TASK => Gather the lines below that include the string "http", copying each in full.

Stored data =>
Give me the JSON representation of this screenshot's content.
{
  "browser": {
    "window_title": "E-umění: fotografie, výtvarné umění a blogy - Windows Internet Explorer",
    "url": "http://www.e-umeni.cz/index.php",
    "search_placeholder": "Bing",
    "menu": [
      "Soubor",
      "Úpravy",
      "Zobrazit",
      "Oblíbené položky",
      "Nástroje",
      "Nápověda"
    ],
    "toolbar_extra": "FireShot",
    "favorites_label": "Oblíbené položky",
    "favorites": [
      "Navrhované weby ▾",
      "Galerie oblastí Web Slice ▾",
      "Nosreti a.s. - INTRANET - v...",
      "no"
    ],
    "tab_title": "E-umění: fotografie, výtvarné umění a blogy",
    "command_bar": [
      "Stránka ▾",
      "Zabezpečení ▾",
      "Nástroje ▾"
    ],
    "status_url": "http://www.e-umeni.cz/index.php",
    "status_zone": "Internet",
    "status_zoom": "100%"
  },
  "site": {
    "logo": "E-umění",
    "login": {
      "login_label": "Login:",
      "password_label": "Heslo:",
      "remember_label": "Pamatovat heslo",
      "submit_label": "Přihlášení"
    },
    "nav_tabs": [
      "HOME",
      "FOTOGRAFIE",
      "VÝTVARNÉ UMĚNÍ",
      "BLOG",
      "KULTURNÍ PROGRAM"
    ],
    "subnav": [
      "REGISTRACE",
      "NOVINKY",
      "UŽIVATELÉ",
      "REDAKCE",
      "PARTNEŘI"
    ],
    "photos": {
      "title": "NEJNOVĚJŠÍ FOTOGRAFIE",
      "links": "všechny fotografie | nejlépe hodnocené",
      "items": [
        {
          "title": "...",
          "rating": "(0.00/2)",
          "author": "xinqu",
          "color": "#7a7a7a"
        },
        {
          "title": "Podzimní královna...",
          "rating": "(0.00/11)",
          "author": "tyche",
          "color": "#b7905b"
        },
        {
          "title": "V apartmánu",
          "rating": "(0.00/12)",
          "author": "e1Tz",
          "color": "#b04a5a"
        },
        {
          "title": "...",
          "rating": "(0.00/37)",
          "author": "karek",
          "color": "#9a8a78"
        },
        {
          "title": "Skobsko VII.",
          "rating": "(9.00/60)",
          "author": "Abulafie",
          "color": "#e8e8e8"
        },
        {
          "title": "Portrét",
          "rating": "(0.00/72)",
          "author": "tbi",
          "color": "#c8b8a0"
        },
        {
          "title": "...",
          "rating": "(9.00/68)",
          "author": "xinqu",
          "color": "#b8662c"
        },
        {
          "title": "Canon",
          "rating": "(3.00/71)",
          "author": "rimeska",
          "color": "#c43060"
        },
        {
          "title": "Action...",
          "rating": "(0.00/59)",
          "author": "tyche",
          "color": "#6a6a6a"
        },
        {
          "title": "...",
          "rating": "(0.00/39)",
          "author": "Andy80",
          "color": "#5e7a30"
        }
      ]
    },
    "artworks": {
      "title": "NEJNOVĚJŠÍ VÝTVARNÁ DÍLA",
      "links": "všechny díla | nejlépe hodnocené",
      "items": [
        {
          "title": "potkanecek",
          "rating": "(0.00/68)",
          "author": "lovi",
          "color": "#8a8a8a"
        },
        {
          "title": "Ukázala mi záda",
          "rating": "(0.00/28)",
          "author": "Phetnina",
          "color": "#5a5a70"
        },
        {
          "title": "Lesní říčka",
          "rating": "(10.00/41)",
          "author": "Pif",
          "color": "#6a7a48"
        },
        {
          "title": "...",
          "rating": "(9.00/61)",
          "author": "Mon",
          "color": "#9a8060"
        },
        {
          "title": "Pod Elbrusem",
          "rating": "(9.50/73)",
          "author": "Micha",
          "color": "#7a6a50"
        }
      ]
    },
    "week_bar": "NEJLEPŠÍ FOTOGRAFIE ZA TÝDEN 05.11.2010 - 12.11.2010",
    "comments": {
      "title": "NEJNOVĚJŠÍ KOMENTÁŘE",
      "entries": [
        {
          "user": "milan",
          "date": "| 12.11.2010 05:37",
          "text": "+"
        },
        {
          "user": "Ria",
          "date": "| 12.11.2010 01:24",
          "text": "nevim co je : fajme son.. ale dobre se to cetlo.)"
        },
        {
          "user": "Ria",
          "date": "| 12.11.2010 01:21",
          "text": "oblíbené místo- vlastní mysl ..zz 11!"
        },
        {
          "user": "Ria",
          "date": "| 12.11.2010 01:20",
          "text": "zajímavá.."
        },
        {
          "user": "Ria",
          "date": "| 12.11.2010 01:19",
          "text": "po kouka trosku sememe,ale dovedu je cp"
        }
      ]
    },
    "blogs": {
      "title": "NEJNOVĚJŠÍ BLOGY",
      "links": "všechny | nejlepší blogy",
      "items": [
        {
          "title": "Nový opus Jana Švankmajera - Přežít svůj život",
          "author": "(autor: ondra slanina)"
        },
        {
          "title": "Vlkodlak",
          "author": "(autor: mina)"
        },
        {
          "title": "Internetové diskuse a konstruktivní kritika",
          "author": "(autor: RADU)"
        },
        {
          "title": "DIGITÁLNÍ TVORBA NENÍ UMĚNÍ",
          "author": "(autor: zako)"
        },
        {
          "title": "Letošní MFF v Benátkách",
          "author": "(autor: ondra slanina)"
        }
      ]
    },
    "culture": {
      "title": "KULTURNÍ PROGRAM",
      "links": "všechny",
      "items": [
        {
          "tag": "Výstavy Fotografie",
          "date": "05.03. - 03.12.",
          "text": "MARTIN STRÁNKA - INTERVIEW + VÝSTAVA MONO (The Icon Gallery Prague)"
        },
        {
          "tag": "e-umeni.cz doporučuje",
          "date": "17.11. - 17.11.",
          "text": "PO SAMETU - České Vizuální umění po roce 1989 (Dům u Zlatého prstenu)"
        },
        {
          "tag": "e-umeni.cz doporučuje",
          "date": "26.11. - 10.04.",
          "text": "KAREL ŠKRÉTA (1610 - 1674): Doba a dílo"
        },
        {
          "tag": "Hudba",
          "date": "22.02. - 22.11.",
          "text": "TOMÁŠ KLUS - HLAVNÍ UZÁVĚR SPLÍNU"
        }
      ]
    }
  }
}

THE OUTPUT =>
    "url": "http://www.e-umeni.cz/index.php",
    "status_url": "http://www.e-umeni.cz/index.php",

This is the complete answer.